Return the listing word for word, as given.

═══ RECORDS TO USE

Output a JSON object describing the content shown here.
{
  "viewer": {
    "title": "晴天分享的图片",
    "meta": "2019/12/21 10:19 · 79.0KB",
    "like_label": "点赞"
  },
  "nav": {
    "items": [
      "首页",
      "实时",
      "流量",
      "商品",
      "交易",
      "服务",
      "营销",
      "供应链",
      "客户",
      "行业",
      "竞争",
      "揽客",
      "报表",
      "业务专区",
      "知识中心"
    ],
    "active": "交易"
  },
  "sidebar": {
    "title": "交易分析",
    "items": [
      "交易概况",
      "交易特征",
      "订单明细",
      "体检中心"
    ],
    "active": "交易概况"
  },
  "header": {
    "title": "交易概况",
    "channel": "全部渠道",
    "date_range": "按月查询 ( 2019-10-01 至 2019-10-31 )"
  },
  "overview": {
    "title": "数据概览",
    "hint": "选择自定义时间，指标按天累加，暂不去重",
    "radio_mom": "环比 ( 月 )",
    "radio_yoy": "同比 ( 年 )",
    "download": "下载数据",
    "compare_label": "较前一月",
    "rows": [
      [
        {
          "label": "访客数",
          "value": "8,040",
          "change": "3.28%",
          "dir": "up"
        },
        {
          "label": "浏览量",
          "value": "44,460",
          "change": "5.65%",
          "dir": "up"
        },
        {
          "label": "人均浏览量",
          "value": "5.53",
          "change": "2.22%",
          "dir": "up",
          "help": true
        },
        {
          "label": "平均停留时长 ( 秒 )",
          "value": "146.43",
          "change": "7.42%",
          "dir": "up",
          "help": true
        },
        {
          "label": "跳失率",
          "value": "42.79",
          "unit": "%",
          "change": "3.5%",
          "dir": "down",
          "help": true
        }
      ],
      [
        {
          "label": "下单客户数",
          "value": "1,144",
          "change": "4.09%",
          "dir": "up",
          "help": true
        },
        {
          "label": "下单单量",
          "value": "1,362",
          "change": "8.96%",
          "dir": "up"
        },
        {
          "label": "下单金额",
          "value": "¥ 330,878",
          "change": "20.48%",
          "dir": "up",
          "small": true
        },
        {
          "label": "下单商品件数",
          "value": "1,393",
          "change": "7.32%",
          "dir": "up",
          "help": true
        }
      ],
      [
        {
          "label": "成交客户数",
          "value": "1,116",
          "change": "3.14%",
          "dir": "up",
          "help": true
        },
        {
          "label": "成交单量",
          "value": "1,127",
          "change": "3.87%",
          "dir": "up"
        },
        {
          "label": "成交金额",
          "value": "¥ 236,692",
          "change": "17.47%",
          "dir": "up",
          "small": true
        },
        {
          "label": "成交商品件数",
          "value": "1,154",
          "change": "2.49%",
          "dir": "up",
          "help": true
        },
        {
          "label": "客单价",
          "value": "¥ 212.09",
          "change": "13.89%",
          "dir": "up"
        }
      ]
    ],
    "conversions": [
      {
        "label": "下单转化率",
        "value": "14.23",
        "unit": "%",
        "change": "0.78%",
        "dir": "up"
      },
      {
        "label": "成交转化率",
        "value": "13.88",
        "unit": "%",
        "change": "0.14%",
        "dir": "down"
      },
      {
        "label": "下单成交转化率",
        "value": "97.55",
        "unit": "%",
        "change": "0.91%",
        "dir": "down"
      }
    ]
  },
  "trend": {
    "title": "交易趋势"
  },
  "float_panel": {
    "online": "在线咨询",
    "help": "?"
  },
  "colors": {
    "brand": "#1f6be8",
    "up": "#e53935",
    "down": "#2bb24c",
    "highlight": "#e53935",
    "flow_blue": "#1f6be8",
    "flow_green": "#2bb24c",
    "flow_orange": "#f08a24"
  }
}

══════

▸ **SOLUTION**:
Output a JSON object describing the content shown here.
{
  "viewer": {
    "title": "晴天分享的图片",
    "meta": "2019/12/21 10:19 · 79.0KB",
    "like_label": "点赞"
  },
  "nav": {
    "items": [
      "首页",
      "实时",
      "流量",
      "商品",
      "交易",
      "服务",
      "营销",
      "供应链",
      "客户",
      "行业",
      "竞争",
      "揽客",
      "报表",
      "业务专区",
      "知识中心"
    ],
    "active": "交易"
  },
  "sidebar": {
    "title": "交易分析",
    "items": [
      "交易概况",
      "交易特征",
      "订单明细",
      "体检中心"
    ],
    "active": "交易概况"
  },
  "header": {
    "title": "交易概况",
    "channel": "全部渠道",
    "date_range": "按月查询 ( 2019-10-01 至 2019-10-31 )"
  },
  "overview": {
    "title": "数据概览",
    "hint": "选择自定义时间，指标按天累加，暂不去重",
    "radio_mom": "环比 ( 月 )",
    "radio_yoy": "同比 ( 年 )",
    "download": "下载数据",
    "compare_label": "较前一月",
    "rows": [
      [
        {
          "label": "访客数",
          "value": "8,040",
          "change": "3.28%",
          "dir": "up"
        },
        {
          "label": "浏览量",
          "value": "44,460",
          "change": "5.65%",
          "dir": "up"
        },
        {
          "label": "人均浏览量",
          "value": "5.53",
          "change": "2.22%",
          "dir": "up",
          "help": true
        },
        {
          "label": "平均停留时长 ( 秒 )",
          "value": "146.43",
          "change": "7.42%",
          "dir": "up",
          "help": true
        },
        {
          "label": "跳失率",
          "value": "42.79",
          "unit": "%",
          "change": "3.5%",
          "dir": "down",
          "help": true
        }
      ],
      [
        {
          "label": "下单客户数",
          "value": "1,144",
          "change": "4.09%",
          "dir": "up",
          "help": true
        },
        {
          "label": "下单单量",
          "value": "1,362",
          "change": "8.96%",
          "dir": "up"
        },
        {
          "label": "下单金额",
          "value": "¥ 330,878",
          "change": "20.48%",
          "dir": "up",
          "small": true
        },
        {
          "label": "下单商品件数",
          "value": "1,393",
          "change": "7.32%",
          "dir": "up",
          "help": true
        }
      ],
      [
        {
          "label": "成交客户数",
          "value": "1,116",
          "change": "3.14%",
          "dir": "up",
          "help": true
        },
        {
          "label": "成交单量",
          "value": "1,127",
          "change": "3.87%",
          "dir": "up"
        },
        {
          "label": "成交金额",
          "value": "¥ 236,692",
          "change": "17.47%",
          "dir": "up",
          "small": true
        },
        {
          "label": "成交商品件数",
          "value": "1,154",
          "change": "2.49%",
          "dir": "up",
          "help": true
        },
        {
          "label": "客单价",
          "value": "¥ 212.09",
          "change": "13.89%",
          "dir": "up"
        }
      ]
    ],
    "conversions": [
      {
        "label": "下单转化率",
        "value": "14.23",
        "unit": "%",
        "change": "0.78%",
        "dir": "up"
      },
      {
        "label": "成交转化率",
        "value": "13.88",
        "unit": "%",
        "change": "0.14%",
        "dir": "down"
      },
      {
        "label": "下单成交转化率",
        "value": "97.55",
        "unit": "%",
        "change": "0.91%",
        "dir": "down"
      }
    ]
  },
  "trend": {
    "title": "交易趋势"
  },
  "float_panel": {
    "online": "在线咨询",
    "help": "?"
  },
  "colors": {
    "brand": "#1f6be8",
    "up": "#e53935",
    "down": "#2bb24c",
    "highlight": "#e53935",
    "flow_blue": "#1f6be8",
    "flow_green": "#2bb24c",
    "flow_orange": "#f08a24"
  }
}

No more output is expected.